• **Stated task**
Which lines of the records contain "this"? Collect every one of them.

• **Extracted data entries**
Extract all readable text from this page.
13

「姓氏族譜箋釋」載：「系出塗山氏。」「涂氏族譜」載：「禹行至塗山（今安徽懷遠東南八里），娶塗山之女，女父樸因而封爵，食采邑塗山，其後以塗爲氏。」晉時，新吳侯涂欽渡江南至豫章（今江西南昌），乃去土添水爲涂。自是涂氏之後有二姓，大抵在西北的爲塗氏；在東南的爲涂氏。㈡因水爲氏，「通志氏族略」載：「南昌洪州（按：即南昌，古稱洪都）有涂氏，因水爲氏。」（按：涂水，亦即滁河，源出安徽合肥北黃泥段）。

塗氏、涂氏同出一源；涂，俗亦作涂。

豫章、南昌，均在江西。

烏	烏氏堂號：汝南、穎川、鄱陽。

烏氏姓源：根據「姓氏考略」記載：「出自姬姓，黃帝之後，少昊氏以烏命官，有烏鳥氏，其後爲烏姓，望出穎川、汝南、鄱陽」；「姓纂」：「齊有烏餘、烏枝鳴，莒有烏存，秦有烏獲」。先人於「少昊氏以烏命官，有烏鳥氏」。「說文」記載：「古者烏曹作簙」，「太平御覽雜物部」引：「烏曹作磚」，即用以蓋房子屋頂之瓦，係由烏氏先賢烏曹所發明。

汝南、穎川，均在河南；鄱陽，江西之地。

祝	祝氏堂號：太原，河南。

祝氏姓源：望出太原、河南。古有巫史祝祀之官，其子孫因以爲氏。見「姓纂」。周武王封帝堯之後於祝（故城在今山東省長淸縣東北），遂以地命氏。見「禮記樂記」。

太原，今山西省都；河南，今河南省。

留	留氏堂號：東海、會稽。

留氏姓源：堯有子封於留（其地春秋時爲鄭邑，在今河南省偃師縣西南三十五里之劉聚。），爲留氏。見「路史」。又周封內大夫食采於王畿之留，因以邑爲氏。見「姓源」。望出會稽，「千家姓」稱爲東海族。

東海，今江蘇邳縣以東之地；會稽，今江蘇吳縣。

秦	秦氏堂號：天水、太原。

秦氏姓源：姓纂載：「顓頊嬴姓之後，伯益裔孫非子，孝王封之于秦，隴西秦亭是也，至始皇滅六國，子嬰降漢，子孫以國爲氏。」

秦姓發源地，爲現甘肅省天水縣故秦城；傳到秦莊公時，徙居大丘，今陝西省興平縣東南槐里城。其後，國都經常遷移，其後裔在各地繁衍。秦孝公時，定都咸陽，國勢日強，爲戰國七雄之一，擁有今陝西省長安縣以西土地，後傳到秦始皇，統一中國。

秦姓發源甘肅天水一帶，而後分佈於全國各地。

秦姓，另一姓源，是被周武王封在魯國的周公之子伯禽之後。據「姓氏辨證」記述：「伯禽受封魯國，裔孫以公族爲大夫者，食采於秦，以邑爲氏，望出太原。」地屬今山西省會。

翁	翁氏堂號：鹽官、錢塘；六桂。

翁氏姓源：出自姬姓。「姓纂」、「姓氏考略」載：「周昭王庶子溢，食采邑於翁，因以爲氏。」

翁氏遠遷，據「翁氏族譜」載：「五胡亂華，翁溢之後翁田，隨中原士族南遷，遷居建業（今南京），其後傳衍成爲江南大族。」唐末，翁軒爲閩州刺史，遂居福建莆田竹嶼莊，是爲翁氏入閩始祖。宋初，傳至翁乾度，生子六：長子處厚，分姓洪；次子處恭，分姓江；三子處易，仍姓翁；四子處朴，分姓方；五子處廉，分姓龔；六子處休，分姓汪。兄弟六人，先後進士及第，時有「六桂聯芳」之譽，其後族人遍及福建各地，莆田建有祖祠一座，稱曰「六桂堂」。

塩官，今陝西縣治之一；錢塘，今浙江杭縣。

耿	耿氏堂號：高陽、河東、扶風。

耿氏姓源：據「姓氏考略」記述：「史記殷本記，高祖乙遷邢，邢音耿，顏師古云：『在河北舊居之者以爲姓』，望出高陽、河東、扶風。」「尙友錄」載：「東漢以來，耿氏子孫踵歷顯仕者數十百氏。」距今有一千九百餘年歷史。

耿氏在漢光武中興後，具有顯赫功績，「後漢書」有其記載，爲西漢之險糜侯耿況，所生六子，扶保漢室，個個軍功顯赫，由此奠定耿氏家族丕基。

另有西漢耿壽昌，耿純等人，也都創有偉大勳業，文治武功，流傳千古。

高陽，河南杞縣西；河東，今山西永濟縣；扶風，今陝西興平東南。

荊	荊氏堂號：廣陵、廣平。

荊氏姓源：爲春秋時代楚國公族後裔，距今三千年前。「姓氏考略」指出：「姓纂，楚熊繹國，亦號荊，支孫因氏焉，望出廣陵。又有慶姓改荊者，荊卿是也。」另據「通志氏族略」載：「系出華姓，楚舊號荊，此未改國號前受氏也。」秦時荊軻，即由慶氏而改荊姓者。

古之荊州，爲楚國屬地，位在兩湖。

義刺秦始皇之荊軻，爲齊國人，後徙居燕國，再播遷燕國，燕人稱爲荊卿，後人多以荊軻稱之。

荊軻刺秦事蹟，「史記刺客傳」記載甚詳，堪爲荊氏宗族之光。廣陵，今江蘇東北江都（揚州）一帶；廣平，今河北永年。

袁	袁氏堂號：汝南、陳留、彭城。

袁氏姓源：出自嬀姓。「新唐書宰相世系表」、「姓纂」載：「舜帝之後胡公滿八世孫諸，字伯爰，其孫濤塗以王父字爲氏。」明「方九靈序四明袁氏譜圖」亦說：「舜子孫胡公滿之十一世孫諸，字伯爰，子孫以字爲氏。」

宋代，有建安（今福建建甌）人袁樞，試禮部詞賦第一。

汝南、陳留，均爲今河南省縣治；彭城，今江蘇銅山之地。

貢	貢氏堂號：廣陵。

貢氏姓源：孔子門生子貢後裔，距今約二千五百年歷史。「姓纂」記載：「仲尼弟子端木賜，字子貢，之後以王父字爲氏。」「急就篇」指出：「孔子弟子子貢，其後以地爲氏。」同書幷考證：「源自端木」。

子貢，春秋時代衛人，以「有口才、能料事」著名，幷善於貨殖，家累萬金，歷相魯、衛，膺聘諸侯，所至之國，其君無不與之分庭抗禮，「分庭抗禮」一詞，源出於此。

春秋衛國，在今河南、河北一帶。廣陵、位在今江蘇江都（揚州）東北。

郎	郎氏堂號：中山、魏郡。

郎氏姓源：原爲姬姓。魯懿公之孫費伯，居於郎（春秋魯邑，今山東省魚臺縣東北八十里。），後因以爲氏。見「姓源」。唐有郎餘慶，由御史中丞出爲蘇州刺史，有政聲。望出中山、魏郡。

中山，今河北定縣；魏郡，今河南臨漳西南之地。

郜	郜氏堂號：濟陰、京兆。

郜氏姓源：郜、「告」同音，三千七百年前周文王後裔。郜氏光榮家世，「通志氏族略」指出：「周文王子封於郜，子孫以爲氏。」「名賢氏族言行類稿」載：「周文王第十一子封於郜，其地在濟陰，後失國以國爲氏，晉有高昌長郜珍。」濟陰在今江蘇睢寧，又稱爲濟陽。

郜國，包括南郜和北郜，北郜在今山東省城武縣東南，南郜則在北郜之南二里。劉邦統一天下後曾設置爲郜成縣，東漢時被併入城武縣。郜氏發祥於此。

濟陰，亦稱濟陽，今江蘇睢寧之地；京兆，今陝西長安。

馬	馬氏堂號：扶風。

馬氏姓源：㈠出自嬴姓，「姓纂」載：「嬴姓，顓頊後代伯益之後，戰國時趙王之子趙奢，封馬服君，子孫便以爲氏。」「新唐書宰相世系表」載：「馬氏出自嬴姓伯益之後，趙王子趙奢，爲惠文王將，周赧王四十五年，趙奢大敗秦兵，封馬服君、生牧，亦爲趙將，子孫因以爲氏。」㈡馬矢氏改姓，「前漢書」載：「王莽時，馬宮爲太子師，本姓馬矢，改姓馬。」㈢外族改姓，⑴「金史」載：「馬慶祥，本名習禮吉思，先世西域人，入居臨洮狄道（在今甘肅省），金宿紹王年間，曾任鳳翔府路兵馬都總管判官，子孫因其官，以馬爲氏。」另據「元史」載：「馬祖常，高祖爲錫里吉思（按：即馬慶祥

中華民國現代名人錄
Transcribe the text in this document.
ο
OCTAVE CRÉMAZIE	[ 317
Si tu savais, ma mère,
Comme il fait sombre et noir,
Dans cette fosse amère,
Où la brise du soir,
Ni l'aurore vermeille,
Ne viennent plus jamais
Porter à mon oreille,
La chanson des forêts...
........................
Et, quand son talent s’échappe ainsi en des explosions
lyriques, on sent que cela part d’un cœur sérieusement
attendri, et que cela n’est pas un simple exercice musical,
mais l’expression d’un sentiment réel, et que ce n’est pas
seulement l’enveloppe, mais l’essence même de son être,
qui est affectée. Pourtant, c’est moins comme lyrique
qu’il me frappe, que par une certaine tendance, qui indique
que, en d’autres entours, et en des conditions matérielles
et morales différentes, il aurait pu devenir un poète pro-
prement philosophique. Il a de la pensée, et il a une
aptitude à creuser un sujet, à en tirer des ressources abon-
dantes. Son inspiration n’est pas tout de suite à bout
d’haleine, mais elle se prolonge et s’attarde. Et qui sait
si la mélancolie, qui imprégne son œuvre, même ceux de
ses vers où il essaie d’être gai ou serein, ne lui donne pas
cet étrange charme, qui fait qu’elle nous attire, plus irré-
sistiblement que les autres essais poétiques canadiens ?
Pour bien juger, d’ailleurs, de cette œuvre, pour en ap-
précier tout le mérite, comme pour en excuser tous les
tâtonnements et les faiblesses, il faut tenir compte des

• **Task answer**
Extract all readable text from this page.
Transcribe the text in this document.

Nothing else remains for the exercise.